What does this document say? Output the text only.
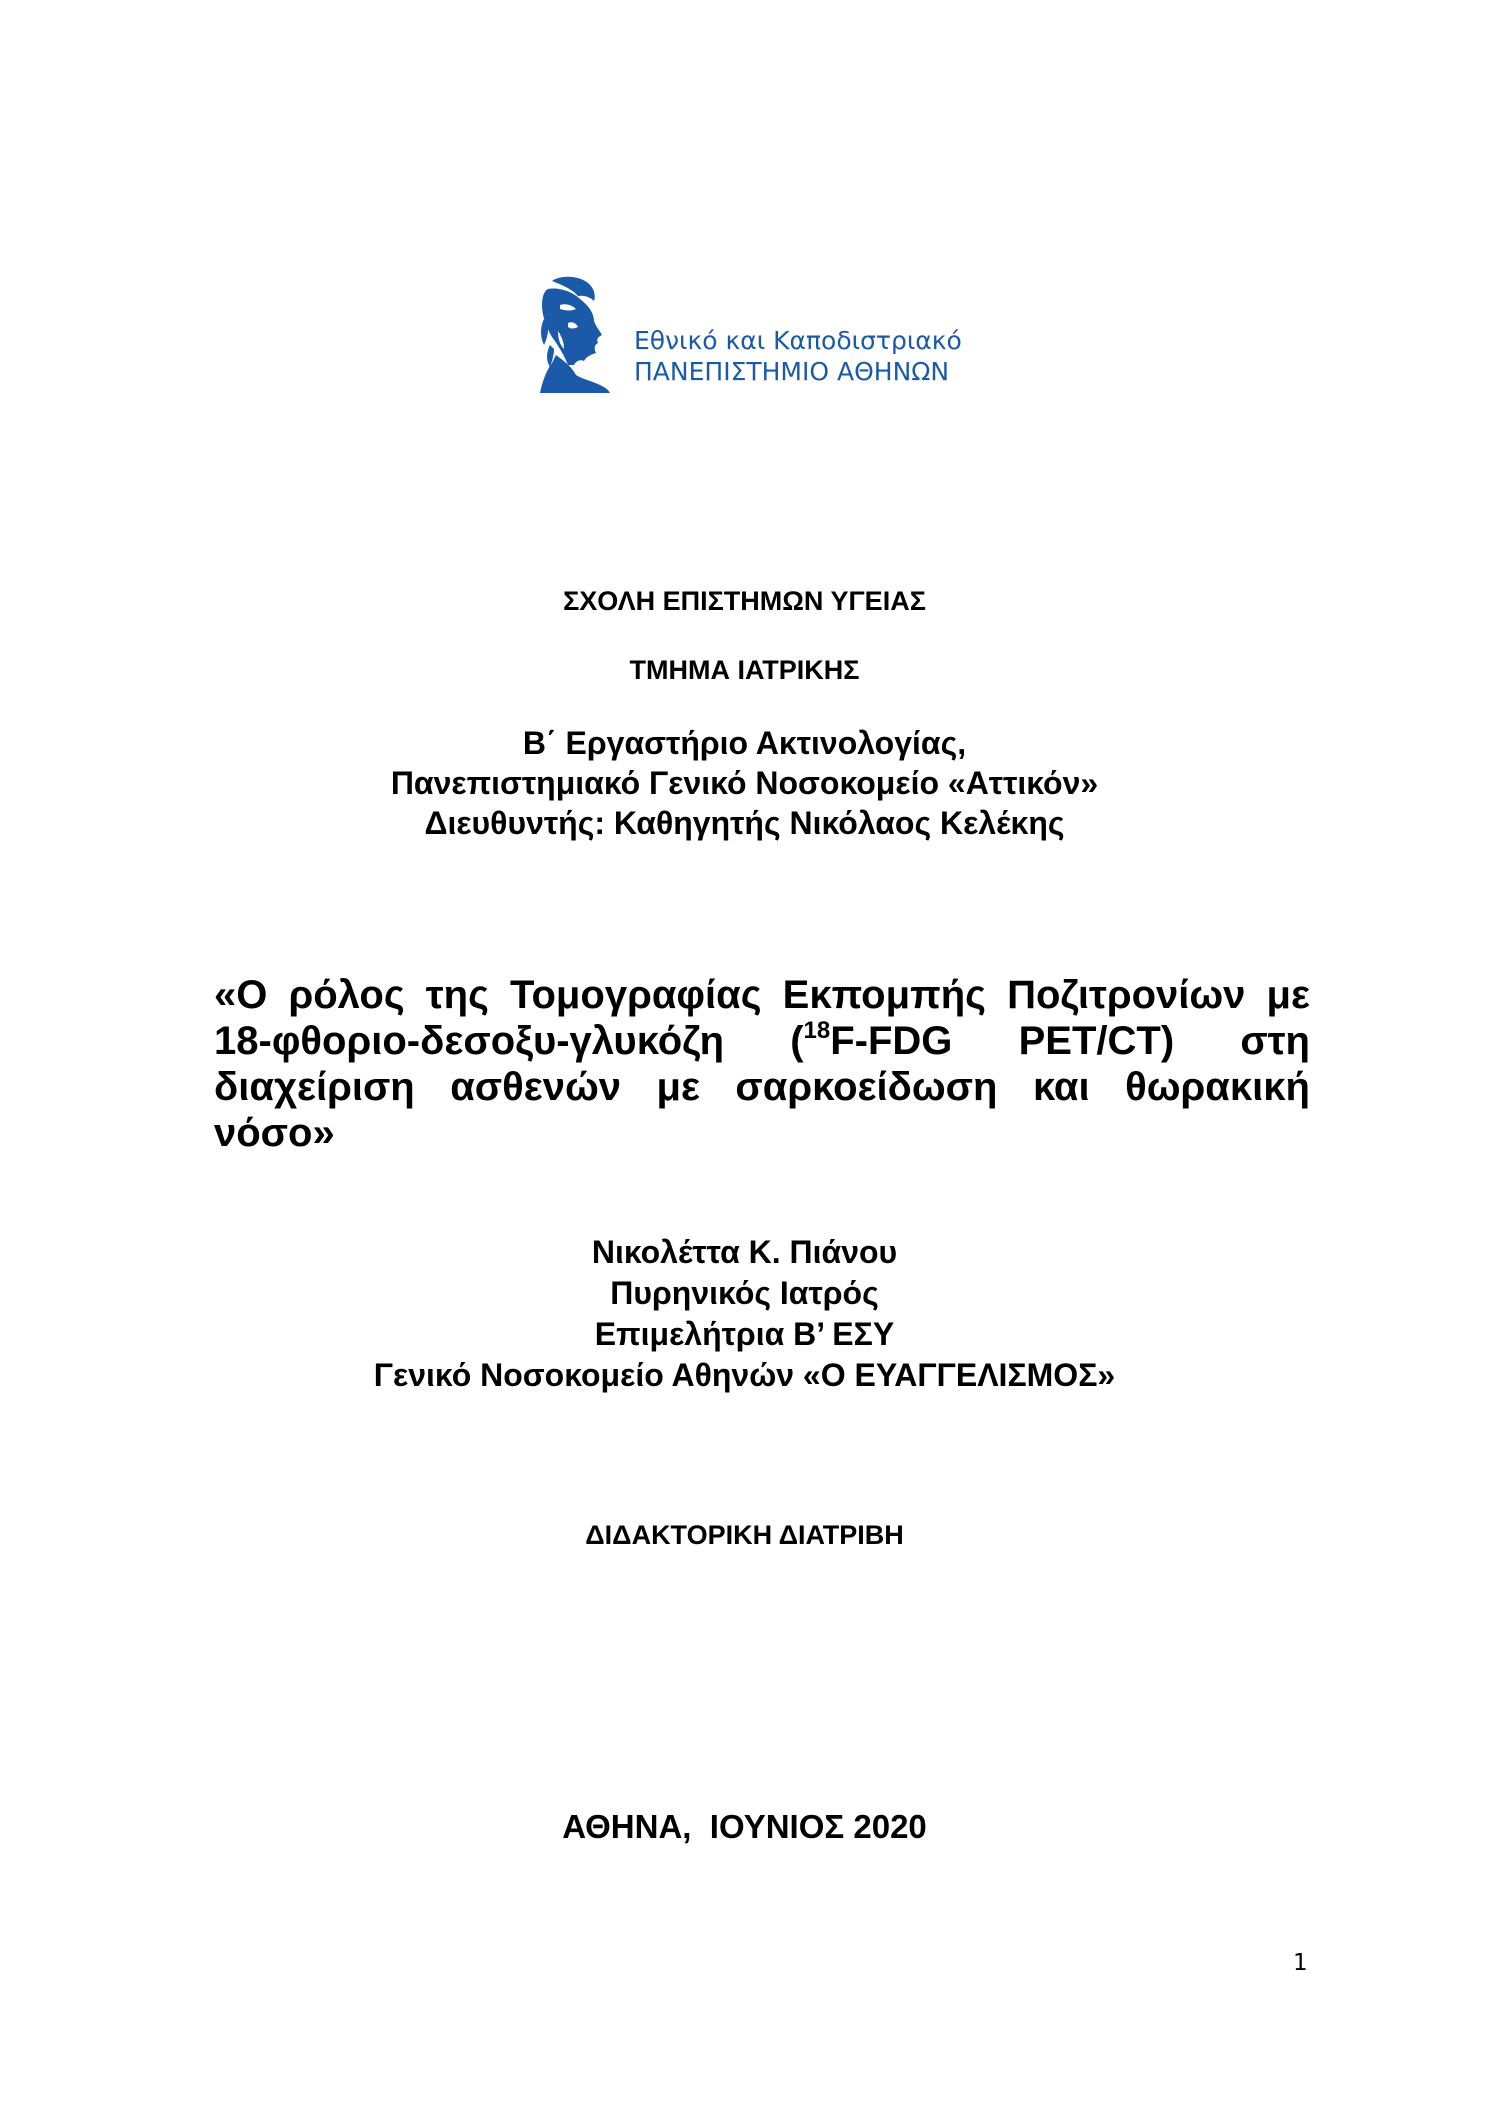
Εθνικό και Καποδιστριακό
ΠΑΝΕΠΙΣΤΗΜΙΟ ΑΘΗΝΩΝ
ΣΧΟΛΗ ΕΠΙΣΤΗΜΩΝ ΥΓΕΙΑΣ
ΤΜΗΜΑ ΙΑΤΡΙΚΗΣ
Β΄ Εργαστήριο Ακτινολογίας,
Πανεπιστημιακό Γενικό Νοσοκομείο «Αττικόν»
Διευθυντής: Καθηγητής Νικόλαος Κελέκης
«Ο ρόλος της Τομογραφίας Εκπομπής Ποζιτρονίων με
18-φθοριο-δεσοξυ-γλυκόζη ($^{18}$F-FDG PET/CT) στη
διαχείριση ασθενών με σαρκοείδωση και θωρακική
νόσο»
Νικολέττα Κ. Πιάνου
Πυρηνικός Ιατρός
Επιμελήτρια Β’ ΕΣΥ
Γενικό Νοσοκομείο Αθηνών «Ο ΕΥΑΓΓΕΛΙΣΜΟΣ»
ΔΙΔΑΚΤΟΡΙΚΗ ΔΙΑΤΡΙΒΗ
ΑΘΗΝΑ,  ΙΟΥΝΙΟΣ 2020
1
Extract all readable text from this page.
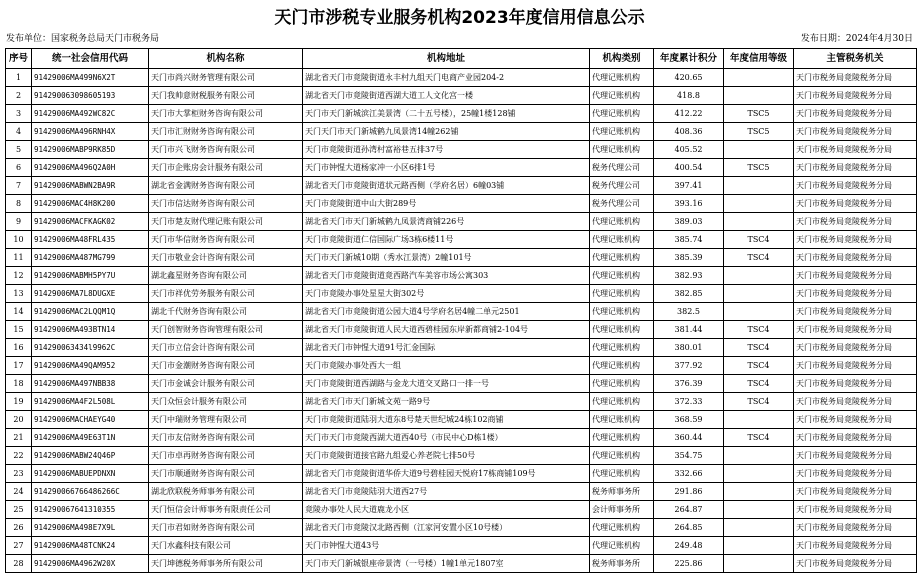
天门市涉税专业服务机构2023年度信用信息公示
发布单位：国家税务总局天门市税务局	发布日期：2024年4月30日
序号	统一社会信用代码	机构名称	机构地址	机构类别	年度累计积分	年度信用等级	主管税务机关
1	91429006MA499N6X2T	天门市尚兴财务管理有限公司	湖北省天门市竟陵街道永丰村九组天门电商产业园204-2	代理记账机构	420.65		天门市税务局竟陵税务分局
2	914290063098605193	天门我帅意财税服务有限公司	湖北省天门市竟陵街道西湖大道工人文化宫一楼	代理记账机构	418.8		天门市税务局竟陵税务分局
3	91429006MA492WC82C	天门市大掌柜财务咨询有限公司	天门市天门新城滨江美景湾（二十五号楼），25幢1楼128铺	代理记账机构	412.22	TSC5	天门市税务局竟陵税务分局
4	91429006MA496RNH4X	天门市汇财财务咨询有限公司	天门天门市天门新城鹤九凤景湾14幢262铺	代理记账机构	408.36	TSC5	天门市税务局竟陵税务分局
5	91429006MABP9RK85D	天门市兴飞财务咨询有限公司	天门市竟陵街道孙湾村富裕巷五排37号	代理记账机构	405.52		天门市税务局竟陵税务分局
6	91429006MA496Q2A0H	天门市企账房会计服务有限公司	天门市钟惺大道杨家冲一小区6排1号	税务代理公司	400.54	TSC5	天门市税务局竟陵税务分局
7	91429006MABWN2BA9R	湖北省金满财务咨询有限公司	湖北省天门市竟陵街道状元路西侧（学府名居）6幢03铺	税务代理公司	397.41		天门市税务局竟陵税务分局
8	91429006MAC4H8K200	天门市信达财务咨询有限公司	天门市竟陵街道中山大街289号	税务代理公司	393.16		天门市税务局竟陵税务分局
9	91429006MACFKAGK02	天门市楚友财代理记账有限公司	湖北省天门市天门新城鹤九凤景湾商铺226号	代理记账机构	389.03		天门市税务局竟陵税务分局
10	91429006MA48FRL435	天门市华信财务咨询有限公司	天门市竟陵街道仁信国际广场3栋6楼11号	代理记账机构	385.74	TSC4	天门市税务局竟陵税务分局
11	91429006MA487MG799	天门市敬业会计咨询有限公司	天门市天门新城10期（秀水江景湾）2幢101号	代理记账机构	385.39	TSC4	天门市税务局竟陵税务分局
12	91429006MABMH5PY7U	湖北鑫星财务咨询有限公司	湖北省天门市竟陵街道竟西路汽车美容市场公寓303	代理记账机构	382.93		天门市税务局竟陵税务分局
13	91429006MA7L8DUGXE	天门市祥优劳务服务有限公司	天门市竟陵办事处星星大街302号	代理记账机构	382.85		天门市税务局竟陵税务分局
14	91429006MAC2LQQM1Q	湖北千代财务咨询有限公司	湖北省天门市竟陵街道公园大道4号学府名居4幢二单元2501	代理记账机构	382.5		天门市税务局竟陵税务分局
15	91429006MA493BTN14	天门创智财务咨询管理有限公司	湖北省天门市竟陵街道人民大道西碧桂园东岸新都商铺2-104号	代理记账机构	381.44	TSC4	天门市税务局竟陵税务分局
16	914290063434l9962C	天门市立信会计咨询有限公司	湖北省天门市钟惺大道91号汇金国际	代理记账机构	380.01	TSC4	天门市税务局竟陵税务分局
17	91429006MA49QAM952	天门市金潮财务咨询有限公司	天门市竟陵办事处西大一组	代理记账机构	377.92	TSC4	天门市税务局竟陵税务分局
18	91429006MA497NBB38	天门市金诚会计服务有限公司	天门市竟陵街道西湖路与金龙大道交叉路口一排一号	代理记账机构	376.39	TSC4	天门市税务局竟陵税务分局
19	91429006MA4F2L508L	天门众恒会计服务有限公司	湖北省天门市天门新城文苑一路9号	代理记账机构	372.33	TSC4	天门市税务局竟陵税务分局
20	91429006MACHAEYG40	天门中瑞财务管理有限公司	天门市竟陵街道陆羽大道东8号楚天世纪城24栋102商铺	代理记账机构	368.59		天门市税务局竟陵税务分局
21	91429006MA49E63T1N	天门市友信财务咨询有限公司	天门市天门市竟陵西湖大道西40号（市民中心D栋1楼）	代理记账机构	360.44	TSC4	天门市税务局竟陵税务分局
22	91429006MABW24Q46P	天门市卓再财务咨询有限公司	天门市竟陵街道接官路九组爱心养老院七排50号	代理记账机构	354.75		天门市税务局竟陵税务分局
23	91429006MABUEPDNXN	天门市顺通财务咨询有限公司	湖北省天门市竟陵街道华侨大道9号碧桂园天悦府17栋商铺109号	代理记账机构	332.66		天门市税务局竟陵税务分局
24	914290066766486266C	湖北欣联税务师事务有限公司	湖北省天门市竟陵陆羽大道西27号	税务师事务所	291.86		天门市税务局竟陵税务分局
25	914290067641310355	天门恒信会计师事务有限责任公司	竟陵办事处人民大道鹿龙小区	会计师事务所	264.87		天门市税务局竟陵税务分局
26	91429006MA498E7X9L	天门市君如财务咨询有限公司	湖北省天门市竟陵汉北路西侧（江家河安置小区10号楼）	代理记账机构	264.85		天门市税务局竟陵税务分局
27	91429006MA48TCNK24	天门水鑫科技有限公司	天门市钟惺大道43号	代理记账机构	249.48		天门市税务局竟陵税务分局
28	91429006MA4962W20X	天门坤德税务师事务所有限公司	天门市天门新城银座帝景湾（一号楼）1幢1单元1807室	税务师事务所	225.86		天门市税务局竟陵税务分局
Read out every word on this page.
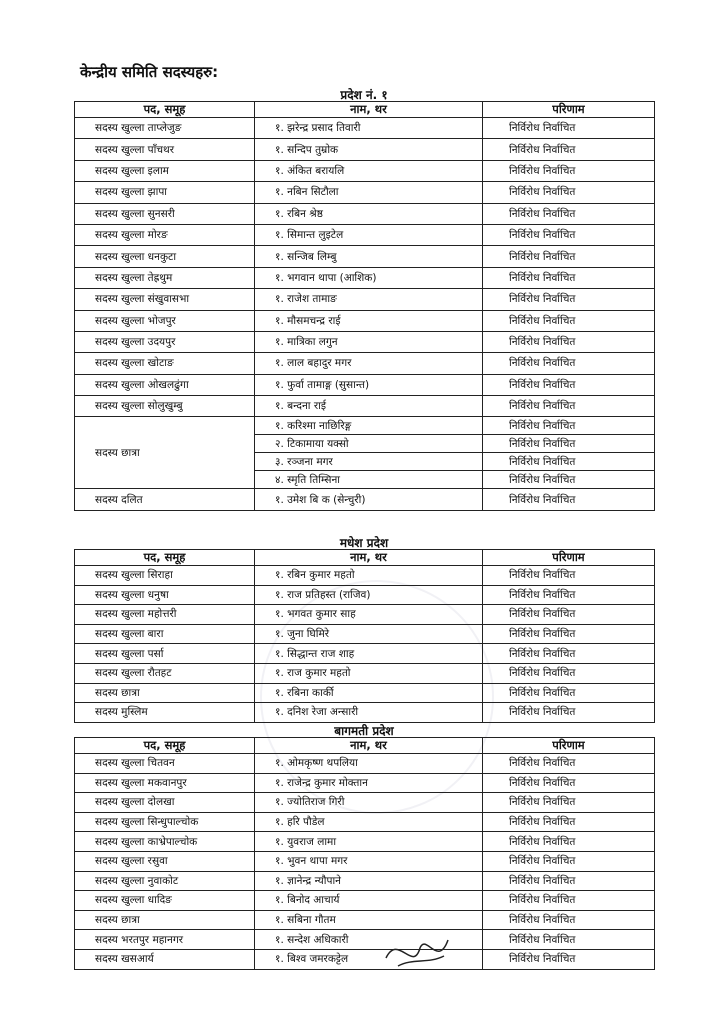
केन्द्रीय समिति सदस्यहरु:
प्रदेश नं. १
पद, समूह	नाम, थर	परिणाम
सदस्य खुल्ला ताप्लेजुङ	१. झरेन्द्र प्रसाद तिवारी	निर्विरोध निर्वाचित
सदस्य खुल्ला पाँचथर	१. सन्दिप तुम्रोक	निर्विरोध निर्वाचित
सदस्य खुल्ला इलाम	१. अंकित बरायलि	निर्विरोध निर्वाचित
सदस्य खुल्ला झापा	१. नबिन सिटौला	निर्विरोध निर्वाचित
सदस्य खुल्ला सुनसरी	१. रबिन श्रेष्ठ	निर्विरोध निर्वाचित
सदस्य खुल्ला मोरङ	१. सिमान्त लुइटेल	निर्विरोध निर्वाचित
सदस्य खुल्ला धनकुटा	१. सन्जिब लिम्बु	निर्विरोध निर्वाचित
सदस्य खुल्ला तेह्रथुम	१. भगवान थापा (आशिक)	निर्विरोध निर्वाचित
सदस्य खुल्ला संखुवासभा	१. राजेश तामाङ	निर्विरोध निर्वाचित
सदस्य खुल्ला भोजपुर	१. मौसमचन्द्र राई	निर्विरोध निर्वाचित
सदस्य खुल्ला उदयपुर	१. मात्रिका लगुन	निर्विरोध निर्वाचित
सदस्य खुल्ला खोटाङ	१. लाल बहादुर मगर	निर्विरोध निर्वाचित
सदस्य खुल्ला ओखलढुंगा	१. फुर्वा तामाङ्ग (सुसान्त)	निर्विरोध निर्वाचित
सदस्य खुल्ला सोलुखुम्बु	१. बन्दना राई	निर्विरोध निर्वाचित
सदस्य छात्रा	१. करिश्मा नाछिरिङ्ग	निर्विरोध निर्वाचित
	२. टिकामाया यक्सो	निर्विरोध निर्वाचित
	३. रञ्जना मगर	निर्विरोध निर्वाचित
	४. स्मृति तिम्सिना	निर्विरोध निर्वाचित
सदस्य दलित	१. उमेश बि क (सेन्चुरी)	निर्विरोध निर्वाचित
मधेश प्रदेश
पद, समूह	नाम, थर	परिणाम
सदस्य खुल्ला सिराहा	१. रबिन कुमार महतो	निर्विरोध निर्वाचित
सदस्य खुल्ला धनुषा	१. राज प्रतिहस्त (राजिव)	निर्विरोध निर्वाचित
सदस्य खुल्ला महोत्तरी	१. भगवत कुमार साह	निर्विरोध निर्वाचित
सदस्य खुल्ला बारा	१. जुना घिमिरे	निर्विरोध निर्वाचित
सदस्य खुल्ला पर्सा	१. सिद्धान्त राज शाह	निर्विरोध निर्वाचित
सदस्य खुल्ला रौतहट	१. राज कुमार महतो	निर्विरोध निर्वाचित
सदस्य छात्रा	१. रबिना कार्की	निर्विरोध निर्वाचित
सदस्य मुस्लिम	१. दनिश रेजा अन्सारी	निर्विरोध निर्वाचित
बागमती प्रदेश
पद, समूह	नाम, थर	परिणाम
सदस्य खुल्ला चितवन	१. ओमकृष्ण थपलिया	निर्विरोध निर्वाचित
सदस्य खुल्ला मकवानपुर	१. राजेन्द्र कुमार मोक्तान	निर्विरोध निर्वाचित
सदस्य खुल्ला दोलखा	१. ज्योतिराज गिरी	निर्विरोध निर्वाचित
सदस्य खुल्ला सिन्धुपाल्चोक	१. हरि पौडेल	निर्विरोध निर्वाचित
सदस्य खुल्ला काभ्रेपाल्चोक	१. युवराज लामा	निर्विरोध निर्वाचित
सदस्य खुल्ला रसुवा	१. भुवन थापा मगर	निर्विरोध निर्वाचित
सदस्य खुल्ला नुवाकोट	१. ज्ञानेन्द्र न्यौपाने	निर्विरोध निर्वाचित
सदस्य खुल्ला धादिङ	१. बिनोद आचार्य	निर्विरोध निर्वाचित
सदस्य छात्रा	१. सबिना गौतम	निर्विरोध निर्वाचित
सदस्य भरतपुर महानगर	१. सन्देश अधिकारी	निर्विरोध निर्वाचित
सदस्य खसआर्य	१. बिश्व जमरकट्टेल	निर्विरोध निर्वाचित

Task to carry out:
Find every line with the word "税务师事务所" and state how many there are, with no other words.

Solution to this problem:
2